Dataset records:

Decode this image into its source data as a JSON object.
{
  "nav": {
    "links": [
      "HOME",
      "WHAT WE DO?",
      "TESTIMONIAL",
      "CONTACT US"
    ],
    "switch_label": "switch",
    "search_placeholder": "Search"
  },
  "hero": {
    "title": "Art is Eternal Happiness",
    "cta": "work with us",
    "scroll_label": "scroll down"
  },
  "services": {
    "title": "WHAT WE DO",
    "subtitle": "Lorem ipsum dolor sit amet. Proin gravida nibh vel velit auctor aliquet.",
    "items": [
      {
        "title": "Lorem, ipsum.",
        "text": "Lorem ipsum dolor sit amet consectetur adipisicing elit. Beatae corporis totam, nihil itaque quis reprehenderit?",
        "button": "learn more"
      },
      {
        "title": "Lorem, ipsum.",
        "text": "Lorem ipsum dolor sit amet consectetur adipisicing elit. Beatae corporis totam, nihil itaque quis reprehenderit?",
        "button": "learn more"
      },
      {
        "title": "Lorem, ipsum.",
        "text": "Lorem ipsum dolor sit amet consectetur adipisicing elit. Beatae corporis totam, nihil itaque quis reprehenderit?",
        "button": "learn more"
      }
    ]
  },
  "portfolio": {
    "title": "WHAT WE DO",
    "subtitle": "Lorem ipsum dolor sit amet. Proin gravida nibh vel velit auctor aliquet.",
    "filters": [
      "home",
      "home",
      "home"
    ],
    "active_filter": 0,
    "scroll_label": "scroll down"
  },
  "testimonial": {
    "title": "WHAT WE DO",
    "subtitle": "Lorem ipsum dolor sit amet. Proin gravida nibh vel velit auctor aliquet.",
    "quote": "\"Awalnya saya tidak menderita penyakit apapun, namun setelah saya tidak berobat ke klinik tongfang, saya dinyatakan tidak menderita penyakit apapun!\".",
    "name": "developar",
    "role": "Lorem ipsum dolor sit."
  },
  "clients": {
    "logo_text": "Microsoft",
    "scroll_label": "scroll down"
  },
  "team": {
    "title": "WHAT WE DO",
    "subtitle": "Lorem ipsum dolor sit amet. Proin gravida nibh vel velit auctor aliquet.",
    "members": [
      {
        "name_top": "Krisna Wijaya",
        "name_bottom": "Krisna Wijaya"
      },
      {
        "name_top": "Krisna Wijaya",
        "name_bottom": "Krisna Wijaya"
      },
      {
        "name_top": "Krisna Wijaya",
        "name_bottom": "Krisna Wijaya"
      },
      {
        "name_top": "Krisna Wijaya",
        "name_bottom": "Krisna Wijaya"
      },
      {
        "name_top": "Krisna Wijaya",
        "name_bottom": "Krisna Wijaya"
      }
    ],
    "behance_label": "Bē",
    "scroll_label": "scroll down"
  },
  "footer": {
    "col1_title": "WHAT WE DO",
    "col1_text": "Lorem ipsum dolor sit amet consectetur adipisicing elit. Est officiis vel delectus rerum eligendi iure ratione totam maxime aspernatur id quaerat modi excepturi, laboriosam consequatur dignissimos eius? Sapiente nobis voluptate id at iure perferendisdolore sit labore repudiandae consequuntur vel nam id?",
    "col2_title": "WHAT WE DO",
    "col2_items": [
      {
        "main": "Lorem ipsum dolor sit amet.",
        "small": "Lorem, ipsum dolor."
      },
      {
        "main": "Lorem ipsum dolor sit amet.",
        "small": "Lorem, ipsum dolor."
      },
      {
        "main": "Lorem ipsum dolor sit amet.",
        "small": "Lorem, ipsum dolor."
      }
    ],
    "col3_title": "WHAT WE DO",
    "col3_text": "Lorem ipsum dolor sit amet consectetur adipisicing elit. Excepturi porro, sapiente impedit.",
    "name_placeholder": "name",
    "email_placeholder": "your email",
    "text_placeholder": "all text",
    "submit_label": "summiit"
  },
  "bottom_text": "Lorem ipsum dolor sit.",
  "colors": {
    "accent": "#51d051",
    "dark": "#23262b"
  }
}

TASK OBJECTIVE: Write out the entries above once more, without altering anything.

RESPONSE TO THE TASK:
Decode this image into its source data as a JSON object.
{
  "nav": {
    "links": [
      "HOME",
      "WHAT WE DO?",
      "TESTIMONIAL",
      "CONTACT US"
    ],
    "switch_label": "switch",
    "search_placeholder": "Search"
  },
  "hero": {
    "title": "Art is Eternal Happiness",
    "cta": "work with us",
    "scroll_label": "scroll down"
  },
  "services": {
    "title": "WHAT WE DO",
    "subtitle": "Lorem ipsum dolor sit amet. Proin gravida nibh vel velit auctor aliquet.",
    "items": [
      {
        "title": "Lorem, ipsum.",
        "text": "Lorem ipsum dolor sit amet consectetur adipisicing elit. Beatae corporis totam, nihil itaque quis reprehenderit?",
        "button": "learn more"
      },
      {
        "title": "Lorem, ipsum.",
        "text": "Lorem ipsum dolor sit amet consectetur adipisicing elit. Beatae corporis totam, nihil itaque quis reprehenderit?",
        "button": "learn more"
      },
      {
        "title": "Lorem, ipsum.",
        "text": "Lorem ipsum dolor sit amet consectetur adipisicing elit. Beatae corporis totam, nihil itaque quis reprehenderit?",
        "button": "learn more"
      }
    ]
  },
  "portfolio": {
    "title": "WHAT WE DO",
    "subtitle": "Lorem ipsum dolor sit amet. Proin gravida nibh vel velit auctor aliquet.",
    "filters": [
      "home",
      "home",
      "home"
    ],
    "active_filter": 0,
    "scroll_label": "scroll down"
  },
  "testimonial": {
    "title": "WHAT WE DO",
    "subtitle": "Lorem ipsum dolor sit amet. Proin gravida nibh vel velit auctor aliquet.",
    "quote": "\"Awalnya saya tidak menderita penyakit apapun, namun setelah saya tidak berobat ke klinik tongfang, saya dinyatakan tidak menderita penyakit apapun!\".",
    "name": "developar",
    "role": "Lorem ipsum dolor sit."
  },
  "clients": {
    "logo_text": "Microsoft",
    "scroll_label": "scroll down"
  },
  "team": {
    "title": "WHAT WE DO",
    "subtitle": "Lorem ipsum dolor sit amet. Proin gravida nibh vel velit auctor aliquet.",
    "members": [
      {
        "name_top": "Krisna Wijaya",
        "name_bottom": "Krisna Wijaya"
      },
      {
        "name_top": "Krisna Wijaya",
        "name_bottom": "Krisna Wijaya"
      },
      {
        "name_top": "Krisna Wijaya",
        "name_bottom": "Krisna Wijaya"
      },
      {
        "name_top": "Krisna Wijaya",
        "name_bottom": "Krisna Wijaya"
      },
      {
        "name_top": "Krisna Wijaya",
        "name_bottom": "Krisna Wijaya"
      }
    ],
    "behance_label": "Bē",
    "scroll_label": "scroll down"
  },
  "footer": {
    "col1_title": "WHAT WE DO",
    "col1_text": "Lorem ipsum dolor sit amet consectetur adipisicing elit. Est officiis vel delectus rerum eligendi iure ratione totam maxime aspernatur id quaerat modi excepturi, laboriosam consequatur dignissimos eius? Sapiente nobis voluptate id at iure perferendisdolore sit labore repudiandae consequuntur vel nam id?",
    "col2_title": "WHAT WE DO",
    "col2_items": [
      {
        "main": "Lorem ipsum dolor sit amet.",
        "small": "Lorem, ipsum dolor."
      },
      {
        "main": "Lorem ipsum dolor sit amet.",
        "small": "Lorem, ipsum dolor."
      },
      {
        "main": "Lorem ipsum dolor sit amet.",
        "small": "Lorem, ipsum dolor."
      }
    ],
    "col3_title": "WHAT WE DO",
    "col3_text": "Lorem ipsum dolor sit amet consectetur adipisicing elit. Excepturi porro, sapiente impedit.",
    "name_placeholder": "name",
    "email_placeholder": "your email",
    "text_placeholder": "all text",
    "submit_label": "summiit"
  },
  "bottom_text": "Lorem ipsum dolor sit.",
  "colors": {
    "accent": "#51d051",
    "dark": "#23262b"
  }
}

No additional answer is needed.